- [Supplied passage]
■ ■ ■ ■ ■ ■ ■

Redox has received a grant to work on implementing POSIX-compatible signals. The draft design calls for them to be implemented nearly completely in user space.

So far, the signals project has been going according to plan, and hopefully, POSIX support for signals will be mostly complete by the end of summer, with in-kernel improvements to process management. After that, work on the userspace process manager will begin, possibly including new kernel performance and/or functionality improvements to facilitate this.

Not really userspace

Posted Jul 17, 2024 1:03 UTC (Wed) by Cyberax (✭ supporter ✭, #52523) [Link] (22 responses)

This is not really signal handling in userspace. It's more like signal handling with some of the parts delegated to the userspace, but the kernel still has almost all logic for the signal delivery.

How I would do truly userspace signals:

1. Listen for signals in a separate background thread that is always active. They arrive through some kind of an IPC channel.
2. Add a syscall for the kernel to interrupt and pause the given process/thread, and return its runtime context (registers file).
3. This is all.

The signal handling implementation has two options:
1. It can "steal" the thread to point the next instruction to the user's signal handling code, and then un-pause it.
2. Take a leaf out of Windows NT and just run the signal handling from within the background thread.

■ ■ ■ ■ ■ ■ ■

- [Collected material]

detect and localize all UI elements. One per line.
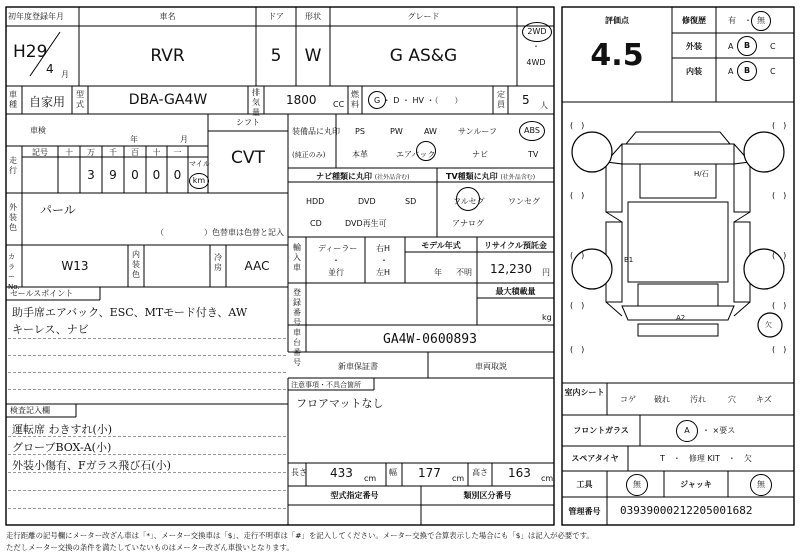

■ ■ ■ ■ ■ ■ ■

- [Work to complete]
Answer these questions about the Redox signals excerpt:
(a) By what point is POSIX support for signals hoped to be mostly complete?
(b) In the proposed design for truly userspace signals, through what do signals arrive?
(c) Which operating system is named as the model for running signal handling from within the background thread?
The lines shown here come from a separate source.

- [Output]
(a) By the end of summer.
(b) Through some kind of an IPC channel.
(c) Windows NT.